___ Data

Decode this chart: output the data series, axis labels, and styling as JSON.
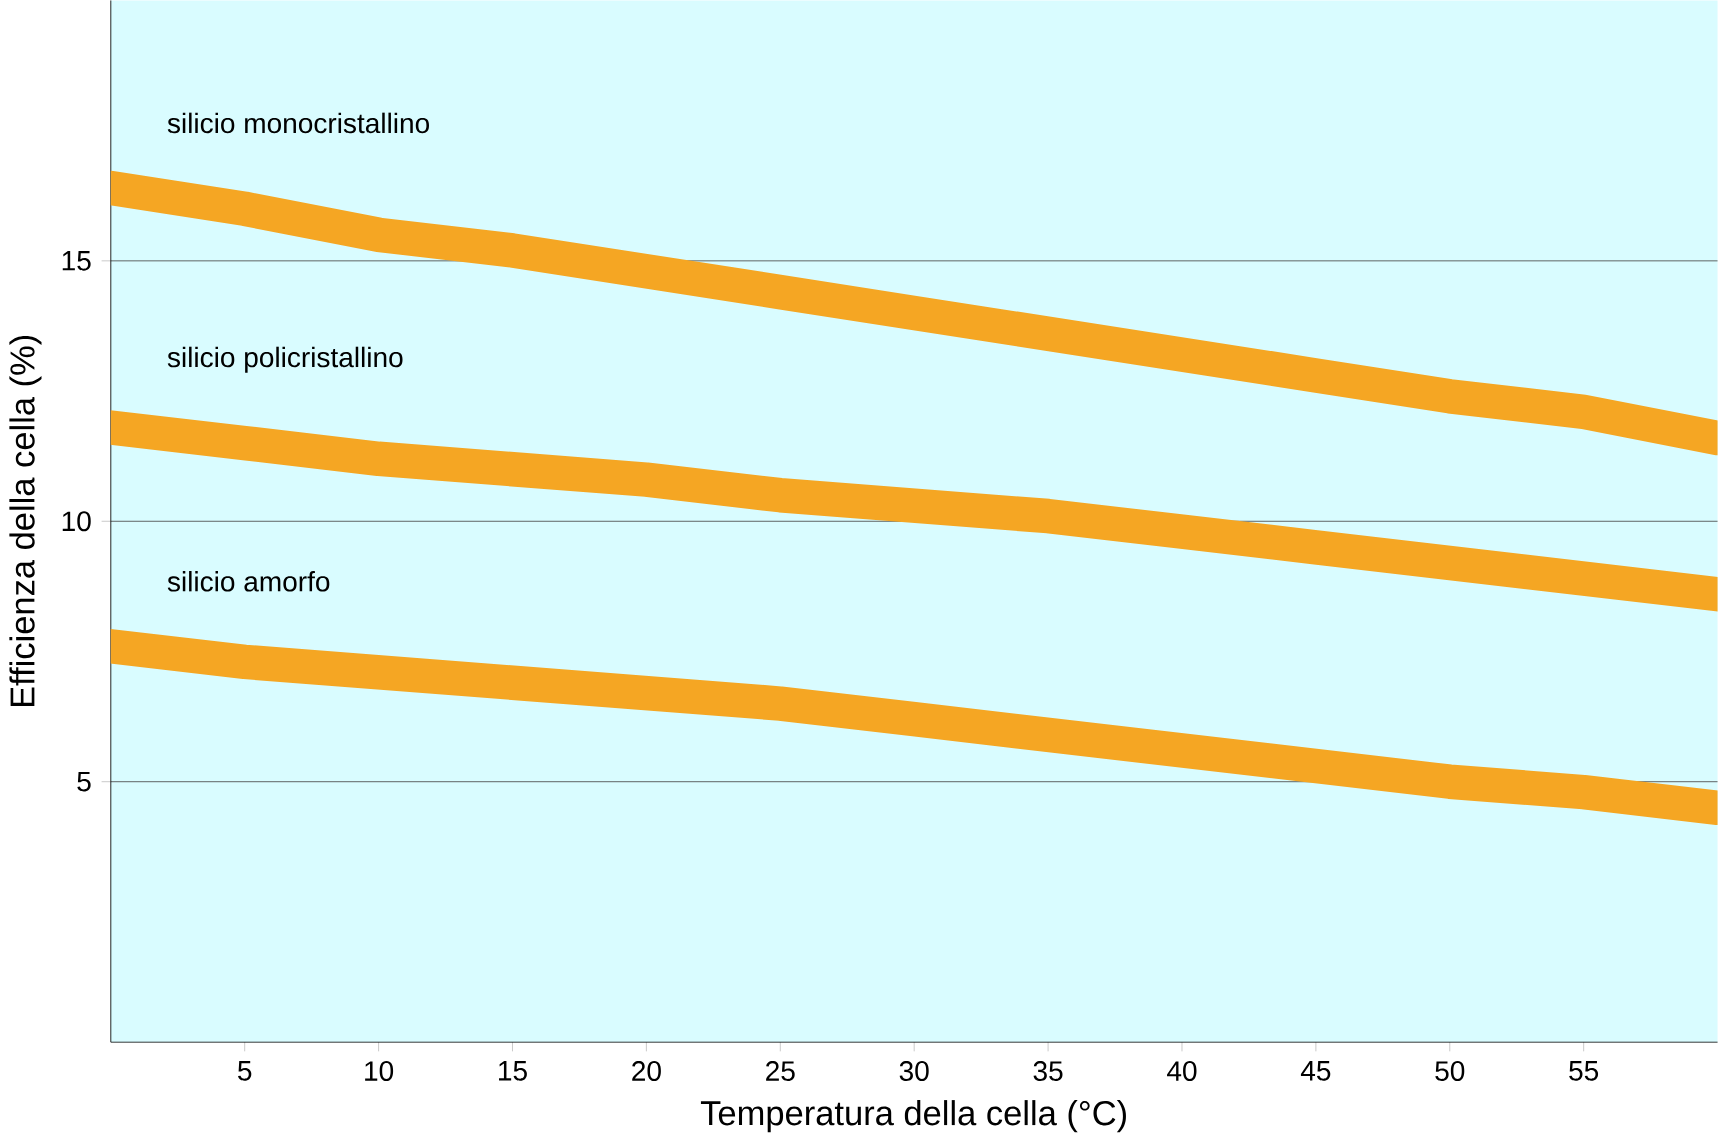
{
  "chart_data": {
    "type": "line",
    "xlabel": "Temperatura della cella (°C)",
    "ylabel": "Efficienza della cella (%)",
    "x": [
      0,
      5,
      10,
      15,
      20,
      25,
      30,
      35,
      40,
      45,
      50,
      55,
      60
    ],
    "series": [
      {
        "name": "silicio monocristallino",
        "color": "#f5a623",
        "values": [
          16.4,
          16.0,
          15.5,
          15.2,
          14.8,
          14.4,
          14.0,
          13.6,
          13.2,
          12.8,
          12.4,
          12.1,
          11.6
        ]
      },
      {
        "name": "silicio policristallino",
        "color": "#f5a623",
        "values": [
          11.8,
          11.5,
          11.2,
          11.0,
          10.8,
          10.5,
          10.3,
          10.1,
          9.8,
          9.5,
          9.2,
          8.9,
          8.6
        ]
      },
      {
        "name": "silicio amorfo",
        "color": "#f5a623",
        "values": [
          7.6,
          7.3,
          7.1,
          6.9,
          6.7,
          6.5,
          6.2,
          5.9,
          5.6,
          5.3,
          5.0,
          4.8,
          4.5
        ]
      }
    ],
    "xlim": [
      0,
      60
    ],
    "ylim": [
      0,
      20
    ],
    "xticks": [
      5,
      10,
      15,
      20,
      25,
      30,
      35,
      40,
      45,
      50,
      55
    ],
    "yticks": [
      5,
      10,
      15
    ],
    "grid": "y",
    "legend": false,
    "marker": "none",
    "line_style": "solid"
  }
}
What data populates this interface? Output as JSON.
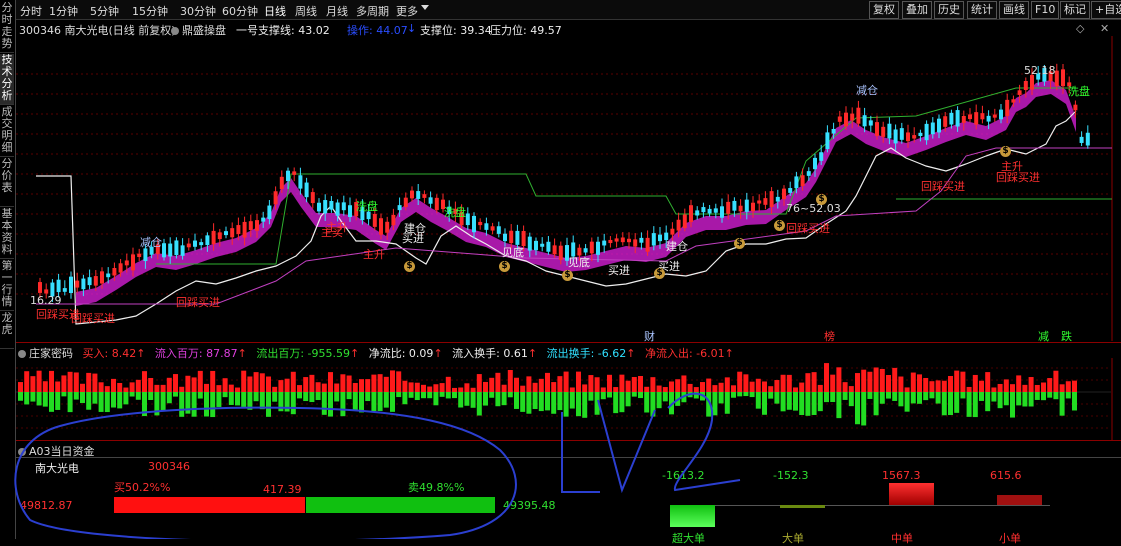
{
  "sidebar": {
    "tabs": [
      {
        "label": "分时走势"
      },
      {
        "label": "技术分析"
      },
      {
        "label": "成交明细"
      },
      {
        "label": "分价表"
      },
      {
        "label": "基本资料"
      },
      {
        "label": "第一行情"
      },
      {
        "label": "龙虎"
      }
    ]
  },
  "toolbar": {
    "timeframes": [
      "分时",
      "1分钟",
      "5分钟",
      "15分钟",
      "30分钟",
      "60分钟",
      "日线",
      "周线",
      "月线",
      "多周期",
      "更多"
    ],
    "right_buttons": [
      "复权",
      "叠加",
      "历史",
      "统计",
      "画线",
      "F10",
      "标记",
      "+自选"
    ]
  },
  "main_chart": {
    "stock_code_name": "300346 南大光电(日线 前复权)",
    "indicator_name": "鼎盛操盘",
    "support1_label": "一号支撑线: 43.02",
    "operate_label": "操作: 44.07",
    "support_label": "支撑位: 39.34",
    "pressure_label": "压力位: 49.57",
    "high_label": "52.18",
    "low_label": "16.29",
    "mid_label": "76~52.03",
    "annotations": [
      {
        "text": "减仓"
      },
      {
        "text": "减仓"
      },
      {
        "text": "洗盘"
      },
      {
        "text": "洗盘"
      },
      {
        "text": "洗盘"
      },
      {
        "text": "主升"
      },
      {
        "text": "主升"
      },
      {
        "text": "主升"
      },
      {
        "text": "回踩买进"
      },
      {
        "text": "回踩买进"
      },
      {
        "text": "回踩买进"
      },
      {
        "text": "回踩买进"
      },
      {
        "text": "回踩买进"
      },
      {
        "text": "回踩买进"
      },
      {
        "text": "买进"
      },
      {
        "text": "买进"
      },
      {
        "text": "买进"
      },
      {
        "text": "见底"
      },
      {
        "text": "见底"
      },
      {
        "text": "建仓"
      },
      {
        "text": "建仓"
      },
      {
        "text": "主买"
      }
    ],
    "event_labels": [
      "财",
      "榜",
      "减",
      "跌"
    ]
  },
  "capital_panel": {
    "title": "庄家密码",
    "items": [
      {
        "label": "买入: 8.42"
      },
      {
        "label": "流入百万: 87.87"
      },
      {
        "label": "流出百万: -955.59"
      },
      {
        "label": "净流比: 0.09"
      },
      {
        "label": "流入换手: 0.61"
      },
      {
        "label": "流出换手: -6.62"
      },
      {
        "label": "净流入出: -6.01"
      }
    ]
  },
  "fund_panel": {
    "title": "A03当日资金",
    "stock_name": "南大光电",
    "stock_code": "300346",
    "buy_pct": "买50.2%%",
    "sell_pct": "卖49.8%%",
    "left_value": "49812.87",
    "center_value": "417.39",
    "right_value": "49395.48",
    "flows": [
      {
        "value": "-1613.2",
        "label": "超大单",
        "amount": -1613.2
      },
      {
        "value": "-152.3",
        "label": "大单",
        "amount": -152.3
      },
      {
        "value": "1567.3",
        "label": "中单",
        "amount": 1567.3
      },
      {
        "value": "615.6",
        "label": "小单",
        "amount": 615.6
      }
    ]
  },
  "colors": {
    "up": "#ff2a2a",
    "down": "#38e0ff",
    "volume_up": "#ff1a1a",
    "volume_down": "#22dd22",
    "magenta_band": "#e020e0",
    "support_line": "#30b030",
    "baseline": "#c040c0"
  }
}
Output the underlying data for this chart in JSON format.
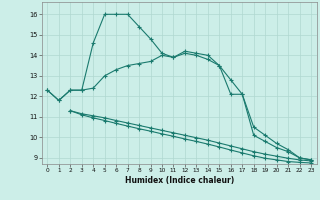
{
  "xlabel": "Humidex (Indice chaleur)",
  "ylabel_ticks": [
    9,
    10,
    11,
    12,
    13,
    14,
    15,
    16
  ],
  "xticks": [
    0,
    1,
    2,
    3,
    4,
    5,
    6,
    7,
    8,
    9,
    10,
    11,
    12,
    13,
    14,
    15,
    16,
    17,
    18,
    19,
    20,
    21,
    22,
    23
  ],
  "xlim": [
    -0.5,
    23.5
  ],
  "ylim": [
    8.7,
    16.6
  ],
  "bg_color": "#cceee8",
  "grid_color": "#b0d8d0",
  "line_color": "#1a7a6e",
  "series": [
    {
      "x": [
        0,
        1,
        2,
        3,
        4,
        5,
        6,
        7,
        8,
        9,
        10,
        11,
        12,
        13,
        14,
        15,
        16,
        17,
        18,
        19,
        20,
        21,
        22,
        23
      ],
      "y": [
        12.3,
        11.8,
        12.3,
        12.3,
        14.6,
        16.0,
        16.0,
        16.0,
        15.4,
        14.8,
        14.1,
        13.9,
        14.2,
        14.1,
        14.0,
        13.5,
        12.1,
        12.1,
        10.1,
        9.8,
        9.5,
        9.3,
        9.0,
        8.9
      ]
    },
    {
      "x": [
        0,
        1,
        2,
        3,
        4,
        5,
        6,
        7,
        8,
        9,
        10,
        11,
        12,
        13,
        14,
        15,
        16,
        17,
        18,
        19,
        20,
        21,
        22,
        23
      ],
      "y": [
        12.3,
        11.8,
        12.3,
        12.3,
        12.4,
        13.0,
        13.3,
        13.5,
        13.6,
        13.7,
        14.0,
        13.9,
        14.1,
        14.0,
        13.8,
        13.5,
        12.8,
        12.1,
        10.5,
        10.1,
        9.7,
        9.4,
        9.0,
        8.9
      ]
    },
    {
      "x": [
        2,
        3,
        4,
        5,
        6,
        7,
        8,
        9,
        10,
        11,
        12,
        13,
        14,
        15,
        16,
        17,
        18,
        19,
        20,
        21,
        22,
        23
      ],
      "y": [
        11.3,
        11.15,
        11.05,
        10.95,
        10.82,
        10.7,
        10.58,
        10.46,
        10.34,
        10.22,
        10.1,
        9.98,
        9.86,
        9.72,
        9.58,
        9.44,
        9.3,
        9.18,
        9.08,
        8.98,
        8.9,
        8.85
      ]
    },
    {
      "x": [
        2,
        3,
        4,
        5,
        6,
        7,
        8,
        9,
        10,
        11,
        12,
        13,
        14,
        15,
        16,
        17,
        18,
        19,
        20,
        21,
        22,
        23
      ],
      "y": [
        11.3,
        11.1,
        10.95,
        10.82,
        10.68,
        10.55,
        10.42,
        10.3,
        10.17,
        10.05,
        9.92,
        9.8,
        9.67,
        9.53,
        9.38,
        9.24,
        9.1,
        8.98,
        8.9,
        8.82,
        8.78,
        8.75
      ]
    }
  ]
}
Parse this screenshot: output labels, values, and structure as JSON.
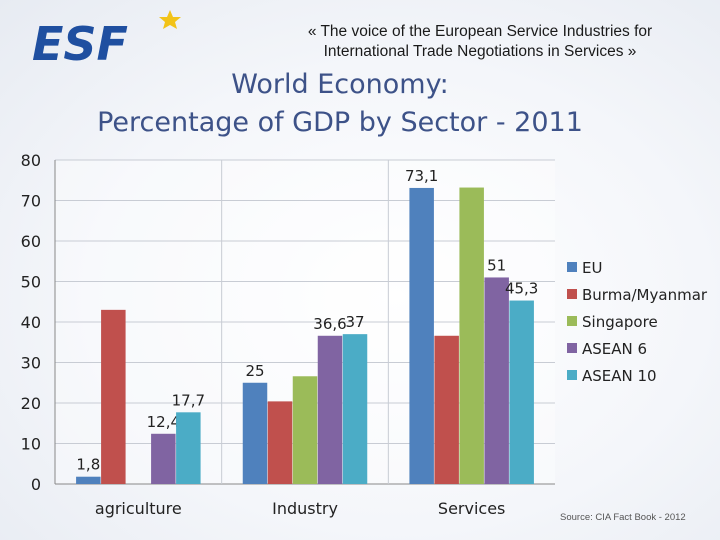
{
  "header": {
    "logo_text": "ESF",
    "tagline_line1": "«  The voice of the European Service Industries for",
    "tagline_line2": "International Trade Negotiations in Services  »",
    "title_line1": "World Economy:",
    "title_line2": "Percentage of GDP by Sector - 2011"
  },
  "source_note": "Source: CIA Fact Book - 2012",
  "colors": {
    "brand_blue": "#1f4fa0",
    "star_yellow": "#f2c318",
    "title": "#3d5288"
  },
  "chart_data": {
    "type": "bar",
    "title": "World Economy: Percentage of GDP by Sector - 2011",
    "xlabel": "",
    "ylabel": "",
    "ylim": [
      0,
      80
    ],
    "yticks": [
      0,
      10,
      20,
      30,
      40,
      50,
      60,
      70,
      80
    ],
    "grid": true,
    "legend_position": "right",
    "categories": [
      "agriculture",
      "Industry",
      "Services"
    ],
    "series": [
      {
        "name": "EU",
        "color": "#4f81bd",
        "values": [
          1.8,
          25,
          73.1
        ],
        "labels": [
          "1,8",
          "25",
          "73,1"
        ]
      },
      {
        "name": "Burma/Myanmar",
        "color": "#c0504d",
        "values": [
          43,
          20.4,
          36.6
        ],
        "labels": [
          "",
          "",
          ""
        ]
      },
      {
        "name": "Singapore",
        "color": "#9bbb59",
        "values": [
          0,
          26.6,
          73.2
        ],
        "labels": [
          "",
          "",
          ""
        ]
      },
      {
        "name": "ASEAN 6",
        "color": "#8064a2",
        "values": [
          12.4,
          36.6,
          51
        ],
        "labels": [
          "12,4",
          "36,6",
          "51"
        ]
      },
      {
        "name": "ASEAN 10",
        "color": "#4bacc6",
        "values": [
          17.7,
          37,
          45.3
        ],
        "labels": [
          "17,7",
          "37",
          "45,3"
        ]
      }
    ]
  }
}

______

_Set task_
Read the data above. Pull out each line in which the string "Percentage" appears.

_Task answer_
    "title_line2": "Percentage of GDP by Sector - 2011"
    "title": "World Economy: Percentage of GDP by Sector - 2011",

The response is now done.